(Data records)

-- start --

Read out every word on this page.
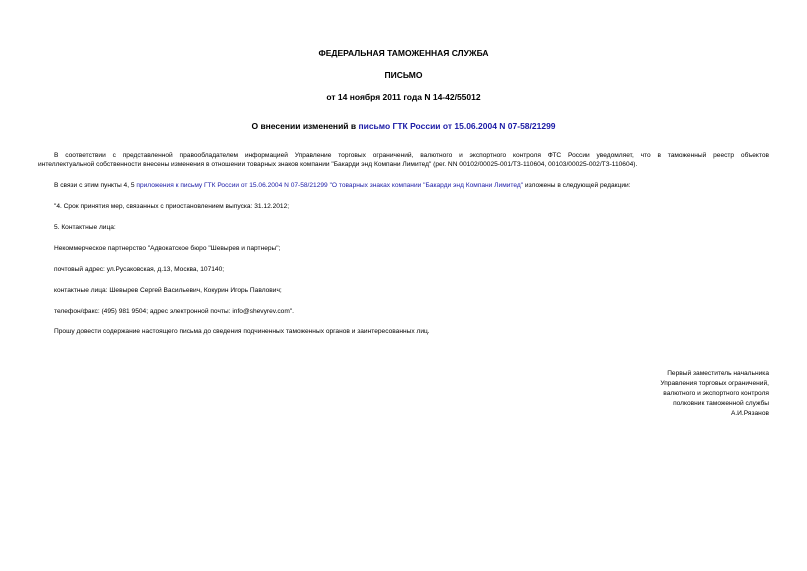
ФЕДЕРАЛЬНАЯ ТАМОЖЕННАЯ СЛУЖБА
ПИСЬМО
от 14 ноября 2011 года N 14-42/55012
О внесении изменений в письмо ГТК России от 15.06.2004 N 07-58/21299
В соответствии с представленной правообладателем информацией Управление торговых ограничений, валютного и экспортного контроля ФТС России уведомляет, что в таможенный реестр объектов
интеллектуальной собственности внесены изменения в отношении товарных знаков компании "Бакарди энд Компани Лимитед" (рег. NN 00102/00025-001/ТЗ-110604, 00103/00025-002/ТЗ-110604).
В связи с этим пункты 4, 5 приложения к письму ГТК России от 15.06.2004 N 07-58/21299 "О товарных знаках компании "Бакарди энд Компани Лимитед" изложены в следующей редакции:
"4. Срок принятия мер, связанных с приостановлением выпуска: 31.12.2012;
5. Контактные лица:
Некоммерческое партнерство "Адвокатское бюро "Шевырев и партнеры";
почтовый адрес: ул.Русаковская, д.13, Москва, 107140;
контактные лица: Шевырев Сергей Васильевич, Кокурин Игорь Павлович;
телефон/факс: (495) 981 9504; адрес электронной почты: info@shevyrev.com".
Прошу довести содержание настоящего письма до сведения подчиненных таможенных органов и заинтересованных лиц.
Первый заместитель начальника
Управления торговых ограничений,
валютного и экспортного контроля
полковник таможенной службы
А.И.Рязанов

-- end --

Your instructions ▸ The records above are to be reproduced exactly; the pictures are to be left out.

Finished answer ▸
Read out every word on this page.
ФЕДЕРАЛЬНАЯ ТАМОЖЕННАЯ СЛУЖБА
ПИСЬМО
от 14 ноября 2011 года N 14-42/55012
О внесении изменений в письмо ГТК России от 15.06.2004 N 07-58/21299
В соответствии с представленной правообладателем информацией Управление торговых ограничений, валютного и экспортного контроля ФТС России уведомляет, что в таможенный реестр объектов
интеллектуальной собственности внесены изменения в отношении товарных знаков компании "Бакарди энд Компани Лимитед" (рег. NN 00102/00025-001/ТЗ-110604, 00103/00025-002/ТЗ-110604).
В связи с этим пункты 4, 5 приложения к письму ГТК России от 15.06.2004 N 07-58/21299 "О товарных знаках компании "Бакарди энд Компани Лимитед" изложены в следующей редакции:
"4. Срок принятия мер, связанных с приостановлением выпуска: 31.12.2012;
5. Контактные лица:
Некоммерческое партнерство "Адвокатское бюро "Шевырев и партнеры";
почтовый адрес: ул.Русаковская, д.13, Москва, 107140;
контактные лица: Шевырев Сергей Васильевич, Кокурин Игорь Павлович;
телефон/факс: (495) 981 9504; адрес электронной почты: info@shevyrev.com".
Прошу довести содержание настоящего письма до сведения подчиненных таможенных органов и заинтересованных лиц.
Первый заместитель начальника
Управления торговых ограничений,
валютного и экспортного контроля
полковник таможенной службы
А.И.Рязанов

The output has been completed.